* [Rows from a dataset]:
— Begin —

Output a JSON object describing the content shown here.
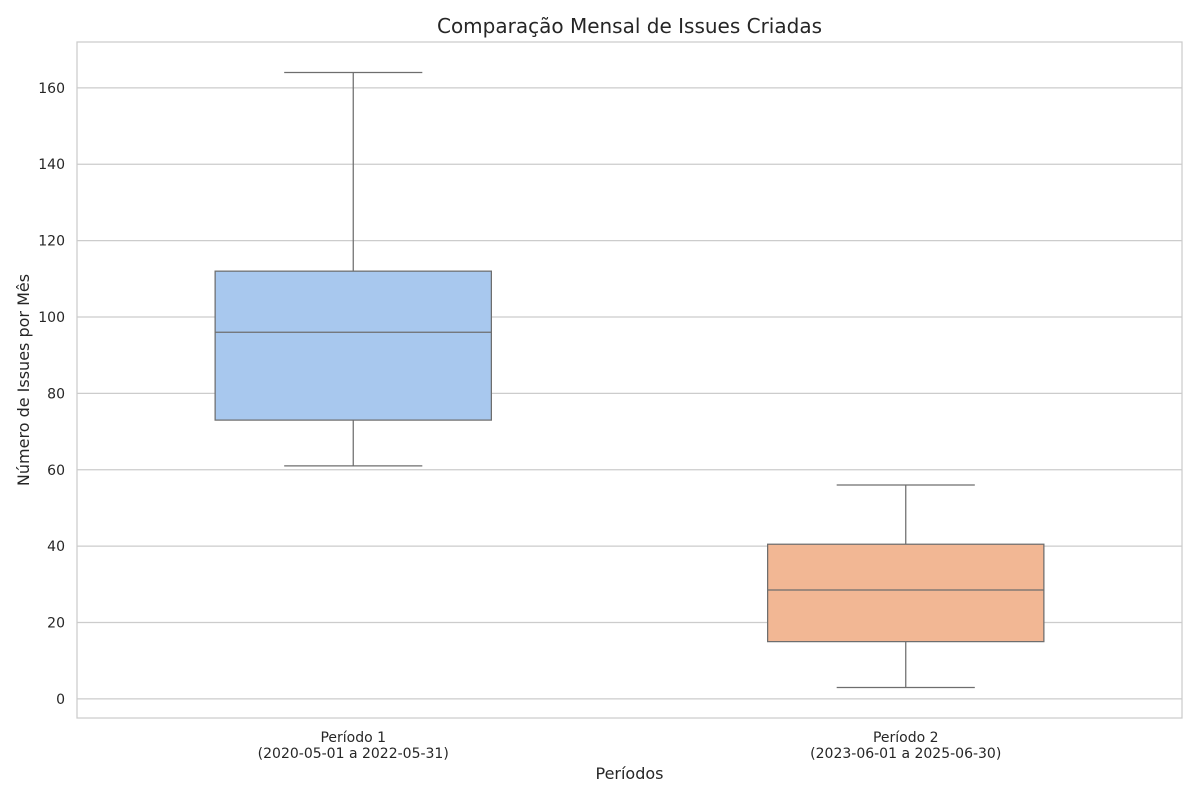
{
  "chart_data": {
    "type": "box",
    "title": "Comparação Mensal de Issues Criadas",
    "xlabel": "Períodos",
    "ylabel": "Número de Issues por Mês",
    "ylim": [
      -5,
      172
    ],
    "yticks": [
      0,
      20,
      40,
      60,
      80,
      100,
      120,
      140,
      160
    ],
    "grid": true,
    "categories": [
      {
        "line1": "Período 1",
        "line2": "(2020-05-01 a 2022-05-31)"
      },
      {
        "line1": "Período 2",
        "line2": "(2023-06-01 a 2025-06-30)"
      }
    ],
    "boxes": [
      {
        "min": 61,
        "q1": 73,
        "median": 96,
        "q3": 112,
        "max": 164,
        "color": "#a8c8ee"
      },
      {
        "min": 3,
        "q1": 15,
        "median": 28.5,
        "q3": 40.5,
        "max": 56,
        "color": "#f2b794"
      }
    ],
    "colors": {
      "box_line": "#6e6e6e",
      "grid": "#cccccc",
      "frame": "#cccccc"
    }
  }
}
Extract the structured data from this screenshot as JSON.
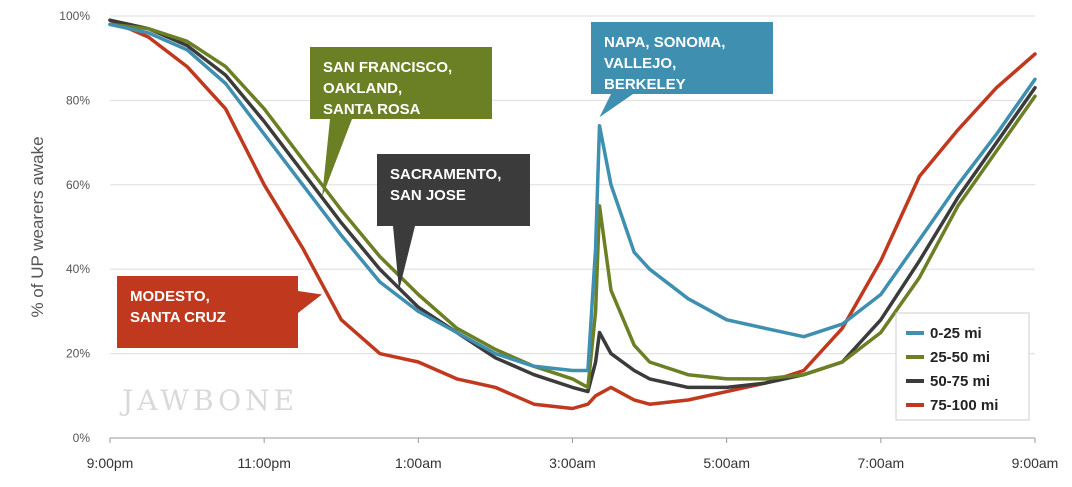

— End —

* [SHORT TASK]: Quote the listing above in full, except for the pictures.

* [RESULT OF THIS TASK]:
Output a JSON object describing the content shown here.
{
  "chart_data": {
    "type": "box",
    "title": "Comparação Mensal de Issues Criadas",
    "xlabel": "Períodos",
    "ylabel": "Número de Issues por Mês",
    "ylim": [
      -5,
      172
    ],
    "yticks": [
      0,
      20,
      40,
      60,
      80,
      100,
      120,
      140,
      160
    ],
    "grid": true,
    "categories": [
      {
        "line1": "Período 1",
        "line2": "(2020-05-01 a 2022-05-31)"
      },
      {
        "line1": "Período 2",
        "line2": "(2023-06-01 a 2025-06-30)"
      }
    ],
    "boxes": [
      {
        "min": 61,
        "q1": 73,
        "median": 96,
        "q3": 112,
        "max": 164,
        "color": "#a8c8ee"
      },
      {
        "min": 3,
        "q1": 15,
        "median": 28.5,
        "q3": 40.5,
        "max": 56,
        "color": "#f2b794"
      }
    ],
    "colors": {
      "box_line": "#6e6e6e",
      "grid": "#cccccc",
      "frame": "#cccccc"
    }
  }
}
Extract the structured data from this screenshot as JSON.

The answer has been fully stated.